━━ Record set

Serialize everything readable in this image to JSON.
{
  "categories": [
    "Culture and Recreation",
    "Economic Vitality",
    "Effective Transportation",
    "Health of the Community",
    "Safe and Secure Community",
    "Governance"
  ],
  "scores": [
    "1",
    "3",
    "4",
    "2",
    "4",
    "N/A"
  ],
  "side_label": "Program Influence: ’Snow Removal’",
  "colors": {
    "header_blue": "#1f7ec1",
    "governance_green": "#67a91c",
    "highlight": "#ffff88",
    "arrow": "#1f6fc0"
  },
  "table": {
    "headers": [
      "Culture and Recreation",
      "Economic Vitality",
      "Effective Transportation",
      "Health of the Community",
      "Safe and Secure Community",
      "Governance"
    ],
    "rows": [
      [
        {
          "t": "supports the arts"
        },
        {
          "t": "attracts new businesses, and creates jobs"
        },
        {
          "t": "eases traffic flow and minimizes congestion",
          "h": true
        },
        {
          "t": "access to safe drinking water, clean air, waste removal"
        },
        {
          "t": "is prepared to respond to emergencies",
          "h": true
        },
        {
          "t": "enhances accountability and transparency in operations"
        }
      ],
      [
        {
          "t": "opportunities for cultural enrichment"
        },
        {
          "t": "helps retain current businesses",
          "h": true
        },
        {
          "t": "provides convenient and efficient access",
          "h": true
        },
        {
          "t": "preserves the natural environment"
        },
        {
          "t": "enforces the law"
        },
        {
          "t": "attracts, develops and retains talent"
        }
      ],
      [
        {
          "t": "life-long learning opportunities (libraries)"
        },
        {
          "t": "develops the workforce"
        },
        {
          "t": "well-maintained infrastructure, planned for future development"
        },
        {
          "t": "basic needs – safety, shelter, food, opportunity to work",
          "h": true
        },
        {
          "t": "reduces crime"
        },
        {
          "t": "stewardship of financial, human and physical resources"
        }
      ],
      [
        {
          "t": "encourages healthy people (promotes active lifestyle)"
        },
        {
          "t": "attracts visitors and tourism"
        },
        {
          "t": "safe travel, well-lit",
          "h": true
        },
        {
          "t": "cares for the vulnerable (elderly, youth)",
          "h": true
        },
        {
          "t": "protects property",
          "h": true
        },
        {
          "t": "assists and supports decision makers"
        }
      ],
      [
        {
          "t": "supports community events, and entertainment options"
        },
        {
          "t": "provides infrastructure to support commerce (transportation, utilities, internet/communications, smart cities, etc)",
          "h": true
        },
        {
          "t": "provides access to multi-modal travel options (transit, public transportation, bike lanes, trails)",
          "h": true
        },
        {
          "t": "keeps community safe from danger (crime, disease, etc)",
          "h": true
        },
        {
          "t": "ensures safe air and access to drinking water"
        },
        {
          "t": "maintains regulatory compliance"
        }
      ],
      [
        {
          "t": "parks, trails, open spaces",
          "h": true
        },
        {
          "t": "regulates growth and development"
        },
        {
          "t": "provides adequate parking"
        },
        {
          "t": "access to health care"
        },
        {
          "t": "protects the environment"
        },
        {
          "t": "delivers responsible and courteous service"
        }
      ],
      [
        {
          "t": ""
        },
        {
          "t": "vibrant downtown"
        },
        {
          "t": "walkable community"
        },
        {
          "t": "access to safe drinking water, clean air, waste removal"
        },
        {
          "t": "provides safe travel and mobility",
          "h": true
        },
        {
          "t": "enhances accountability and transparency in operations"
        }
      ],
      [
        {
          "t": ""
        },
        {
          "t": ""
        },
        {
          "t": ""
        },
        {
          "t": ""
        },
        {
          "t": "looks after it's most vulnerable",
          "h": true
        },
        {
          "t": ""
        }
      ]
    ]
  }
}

━━━━

• [Work to complete]: Using the listing, copy every line where the word "well" shows up.

• [Completed exercise]:
          "t": "well-maintained infrastructure, planned for future development"
          "t": "safe travel, well-lit",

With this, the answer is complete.